What is required ▸
In the entries below, find the lines with the word "Incoming" and copy them.
+-------+
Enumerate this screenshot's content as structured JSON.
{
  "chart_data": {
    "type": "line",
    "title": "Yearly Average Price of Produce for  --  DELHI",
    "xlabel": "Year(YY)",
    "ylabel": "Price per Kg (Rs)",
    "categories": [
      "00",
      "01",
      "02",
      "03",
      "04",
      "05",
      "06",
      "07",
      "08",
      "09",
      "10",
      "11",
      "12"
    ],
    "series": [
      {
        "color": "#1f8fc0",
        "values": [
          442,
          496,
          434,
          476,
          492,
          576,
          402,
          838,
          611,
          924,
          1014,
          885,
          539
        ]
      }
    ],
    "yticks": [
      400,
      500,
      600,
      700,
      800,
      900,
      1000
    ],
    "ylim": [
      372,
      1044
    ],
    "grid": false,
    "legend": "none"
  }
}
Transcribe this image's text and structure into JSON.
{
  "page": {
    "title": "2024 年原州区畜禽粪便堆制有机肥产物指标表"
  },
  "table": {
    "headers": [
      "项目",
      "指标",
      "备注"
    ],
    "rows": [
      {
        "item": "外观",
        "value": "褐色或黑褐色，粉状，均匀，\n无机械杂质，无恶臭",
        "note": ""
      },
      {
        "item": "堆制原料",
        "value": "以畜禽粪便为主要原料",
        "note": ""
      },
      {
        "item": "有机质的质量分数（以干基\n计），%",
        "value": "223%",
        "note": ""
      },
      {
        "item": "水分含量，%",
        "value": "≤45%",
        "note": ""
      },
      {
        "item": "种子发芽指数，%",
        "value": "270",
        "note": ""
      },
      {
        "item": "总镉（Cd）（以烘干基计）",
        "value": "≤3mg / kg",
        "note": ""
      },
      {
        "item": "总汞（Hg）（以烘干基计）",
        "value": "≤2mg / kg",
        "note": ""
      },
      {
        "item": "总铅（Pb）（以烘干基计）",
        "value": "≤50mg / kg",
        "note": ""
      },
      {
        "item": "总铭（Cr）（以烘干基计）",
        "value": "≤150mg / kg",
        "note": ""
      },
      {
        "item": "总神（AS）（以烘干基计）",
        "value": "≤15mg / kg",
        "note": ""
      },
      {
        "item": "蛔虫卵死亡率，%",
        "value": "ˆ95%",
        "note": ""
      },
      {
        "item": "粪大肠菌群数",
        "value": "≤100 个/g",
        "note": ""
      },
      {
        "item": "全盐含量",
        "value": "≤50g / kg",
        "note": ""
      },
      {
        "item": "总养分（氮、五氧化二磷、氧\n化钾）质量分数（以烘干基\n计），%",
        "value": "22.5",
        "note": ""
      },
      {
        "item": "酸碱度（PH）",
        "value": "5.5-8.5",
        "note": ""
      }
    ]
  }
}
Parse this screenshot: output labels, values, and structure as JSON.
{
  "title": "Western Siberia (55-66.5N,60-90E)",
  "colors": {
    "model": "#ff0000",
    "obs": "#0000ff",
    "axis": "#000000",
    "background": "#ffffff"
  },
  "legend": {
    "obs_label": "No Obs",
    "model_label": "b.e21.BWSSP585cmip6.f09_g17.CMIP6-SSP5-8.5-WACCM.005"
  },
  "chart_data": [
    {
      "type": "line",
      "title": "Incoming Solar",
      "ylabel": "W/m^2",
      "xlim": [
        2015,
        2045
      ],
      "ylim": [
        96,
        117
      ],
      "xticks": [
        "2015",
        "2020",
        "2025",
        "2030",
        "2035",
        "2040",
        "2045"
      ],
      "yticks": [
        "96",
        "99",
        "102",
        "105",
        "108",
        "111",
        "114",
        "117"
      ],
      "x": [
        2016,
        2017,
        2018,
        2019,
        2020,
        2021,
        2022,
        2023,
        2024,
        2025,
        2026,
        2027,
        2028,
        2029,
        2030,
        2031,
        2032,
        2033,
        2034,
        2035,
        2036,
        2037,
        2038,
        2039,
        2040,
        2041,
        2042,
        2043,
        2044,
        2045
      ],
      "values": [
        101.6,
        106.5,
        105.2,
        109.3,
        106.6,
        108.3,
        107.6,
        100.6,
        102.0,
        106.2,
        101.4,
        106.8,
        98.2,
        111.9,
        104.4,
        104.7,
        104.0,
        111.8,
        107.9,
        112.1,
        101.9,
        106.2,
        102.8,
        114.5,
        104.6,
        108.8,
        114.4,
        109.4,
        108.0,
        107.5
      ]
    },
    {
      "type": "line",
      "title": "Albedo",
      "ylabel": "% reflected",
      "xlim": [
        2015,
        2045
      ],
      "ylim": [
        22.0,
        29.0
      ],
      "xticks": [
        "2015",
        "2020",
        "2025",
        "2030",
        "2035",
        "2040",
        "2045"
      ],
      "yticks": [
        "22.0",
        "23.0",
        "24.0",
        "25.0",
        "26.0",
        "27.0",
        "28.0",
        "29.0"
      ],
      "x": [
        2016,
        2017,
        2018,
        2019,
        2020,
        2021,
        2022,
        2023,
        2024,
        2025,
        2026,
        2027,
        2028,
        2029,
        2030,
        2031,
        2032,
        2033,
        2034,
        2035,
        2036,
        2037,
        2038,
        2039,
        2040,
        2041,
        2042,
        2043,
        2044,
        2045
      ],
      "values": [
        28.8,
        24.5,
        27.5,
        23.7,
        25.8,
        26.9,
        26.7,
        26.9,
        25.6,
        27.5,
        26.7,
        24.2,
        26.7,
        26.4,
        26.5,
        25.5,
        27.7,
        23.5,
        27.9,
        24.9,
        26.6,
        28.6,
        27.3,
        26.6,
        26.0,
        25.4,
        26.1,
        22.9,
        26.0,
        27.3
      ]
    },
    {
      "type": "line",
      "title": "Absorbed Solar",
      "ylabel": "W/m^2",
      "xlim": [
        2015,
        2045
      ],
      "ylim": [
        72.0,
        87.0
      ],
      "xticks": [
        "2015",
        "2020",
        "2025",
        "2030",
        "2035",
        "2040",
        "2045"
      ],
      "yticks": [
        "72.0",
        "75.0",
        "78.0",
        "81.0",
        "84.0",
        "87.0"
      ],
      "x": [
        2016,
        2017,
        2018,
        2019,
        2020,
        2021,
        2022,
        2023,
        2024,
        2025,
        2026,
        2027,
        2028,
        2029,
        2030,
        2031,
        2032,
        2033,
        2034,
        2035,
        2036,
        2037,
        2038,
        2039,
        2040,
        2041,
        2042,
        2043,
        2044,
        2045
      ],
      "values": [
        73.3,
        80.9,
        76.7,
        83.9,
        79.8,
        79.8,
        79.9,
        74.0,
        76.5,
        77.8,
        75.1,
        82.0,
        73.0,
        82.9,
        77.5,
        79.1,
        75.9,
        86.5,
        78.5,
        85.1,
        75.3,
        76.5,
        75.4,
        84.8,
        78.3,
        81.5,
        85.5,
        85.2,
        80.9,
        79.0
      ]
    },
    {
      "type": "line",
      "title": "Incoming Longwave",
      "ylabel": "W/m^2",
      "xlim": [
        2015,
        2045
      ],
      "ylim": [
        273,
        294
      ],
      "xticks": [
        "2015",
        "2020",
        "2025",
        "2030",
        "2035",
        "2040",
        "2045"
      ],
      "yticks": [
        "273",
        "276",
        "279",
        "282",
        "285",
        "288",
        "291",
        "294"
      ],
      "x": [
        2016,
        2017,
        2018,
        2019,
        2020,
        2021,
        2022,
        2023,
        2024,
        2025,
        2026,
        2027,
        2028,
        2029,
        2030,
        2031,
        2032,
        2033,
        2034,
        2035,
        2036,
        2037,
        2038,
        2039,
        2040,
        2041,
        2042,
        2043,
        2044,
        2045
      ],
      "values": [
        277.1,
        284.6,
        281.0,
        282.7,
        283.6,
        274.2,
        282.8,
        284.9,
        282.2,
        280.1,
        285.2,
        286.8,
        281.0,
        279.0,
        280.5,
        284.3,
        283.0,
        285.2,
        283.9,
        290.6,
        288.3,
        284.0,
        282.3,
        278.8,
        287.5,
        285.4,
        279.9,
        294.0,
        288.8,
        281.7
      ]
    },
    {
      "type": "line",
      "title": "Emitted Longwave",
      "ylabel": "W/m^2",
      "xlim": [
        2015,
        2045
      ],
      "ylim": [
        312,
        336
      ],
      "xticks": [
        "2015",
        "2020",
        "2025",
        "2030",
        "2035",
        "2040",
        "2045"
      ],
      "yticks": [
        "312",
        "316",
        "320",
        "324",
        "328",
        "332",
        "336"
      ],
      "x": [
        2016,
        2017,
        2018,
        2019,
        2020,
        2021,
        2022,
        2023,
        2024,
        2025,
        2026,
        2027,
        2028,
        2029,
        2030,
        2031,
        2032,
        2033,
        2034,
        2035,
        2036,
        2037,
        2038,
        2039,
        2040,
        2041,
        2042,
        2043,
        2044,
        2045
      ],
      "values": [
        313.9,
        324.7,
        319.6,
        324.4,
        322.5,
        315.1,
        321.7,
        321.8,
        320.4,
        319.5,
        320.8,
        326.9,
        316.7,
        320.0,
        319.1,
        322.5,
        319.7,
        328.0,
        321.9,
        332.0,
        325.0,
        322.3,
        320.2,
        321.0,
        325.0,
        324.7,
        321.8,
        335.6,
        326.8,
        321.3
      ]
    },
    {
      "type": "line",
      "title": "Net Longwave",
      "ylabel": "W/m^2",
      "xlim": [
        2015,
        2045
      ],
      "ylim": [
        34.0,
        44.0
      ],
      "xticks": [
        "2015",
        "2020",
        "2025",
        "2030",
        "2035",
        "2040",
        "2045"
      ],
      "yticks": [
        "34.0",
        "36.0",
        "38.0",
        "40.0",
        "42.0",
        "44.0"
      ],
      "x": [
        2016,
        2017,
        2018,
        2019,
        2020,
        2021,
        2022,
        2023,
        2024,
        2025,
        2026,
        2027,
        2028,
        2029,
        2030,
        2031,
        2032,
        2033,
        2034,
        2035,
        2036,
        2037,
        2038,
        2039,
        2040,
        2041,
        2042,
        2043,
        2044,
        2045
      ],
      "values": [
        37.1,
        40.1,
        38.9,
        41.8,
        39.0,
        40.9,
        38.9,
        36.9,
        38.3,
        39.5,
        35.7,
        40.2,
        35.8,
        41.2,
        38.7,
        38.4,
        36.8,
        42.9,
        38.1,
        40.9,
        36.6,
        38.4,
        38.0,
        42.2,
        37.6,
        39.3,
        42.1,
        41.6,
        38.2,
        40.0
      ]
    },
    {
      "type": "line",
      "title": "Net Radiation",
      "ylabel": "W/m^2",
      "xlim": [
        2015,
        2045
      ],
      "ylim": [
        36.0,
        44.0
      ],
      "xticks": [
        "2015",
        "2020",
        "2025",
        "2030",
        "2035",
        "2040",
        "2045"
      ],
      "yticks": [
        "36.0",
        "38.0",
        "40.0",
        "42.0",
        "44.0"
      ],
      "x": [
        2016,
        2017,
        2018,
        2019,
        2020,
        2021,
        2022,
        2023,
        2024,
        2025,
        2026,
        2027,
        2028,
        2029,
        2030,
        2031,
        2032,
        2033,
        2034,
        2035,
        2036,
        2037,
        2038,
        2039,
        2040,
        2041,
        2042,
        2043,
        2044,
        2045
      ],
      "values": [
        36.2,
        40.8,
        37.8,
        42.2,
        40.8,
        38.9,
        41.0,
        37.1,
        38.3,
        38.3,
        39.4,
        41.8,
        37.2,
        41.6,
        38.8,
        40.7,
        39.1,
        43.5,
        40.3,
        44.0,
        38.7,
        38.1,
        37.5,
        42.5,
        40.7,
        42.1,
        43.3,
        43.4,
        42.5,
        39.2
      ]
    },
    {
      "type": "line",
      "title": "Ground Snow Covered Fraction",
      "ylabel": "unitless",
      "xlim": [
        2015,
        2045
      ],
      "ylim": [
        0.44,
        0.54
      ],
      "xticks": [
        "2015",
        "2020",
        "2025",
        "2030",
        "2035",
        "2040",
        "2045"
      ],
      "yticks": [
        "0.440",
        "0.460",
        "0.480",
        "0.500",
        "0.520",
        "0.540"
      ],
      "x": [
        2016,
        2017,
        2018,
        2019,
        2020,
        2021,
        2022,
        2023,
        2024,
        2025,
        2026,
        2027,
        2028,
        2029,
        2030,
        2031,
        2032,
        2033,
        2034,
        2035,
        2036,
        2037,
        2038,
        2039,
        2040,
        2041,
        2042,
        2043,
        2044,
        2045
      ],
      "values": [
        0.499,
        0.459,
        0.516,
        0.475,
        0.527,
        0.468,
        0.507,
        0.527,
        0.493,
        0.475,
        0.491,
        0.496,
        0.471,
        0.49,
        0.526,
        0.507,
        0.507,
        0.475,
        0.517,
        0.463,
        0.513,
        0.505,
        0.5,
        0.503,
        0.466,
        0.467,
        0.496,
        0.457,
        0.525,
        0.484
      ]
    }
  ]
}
+-------+
Solution ▸
      "title": "Incoming Solar",
      "title": "Incoming Longwave",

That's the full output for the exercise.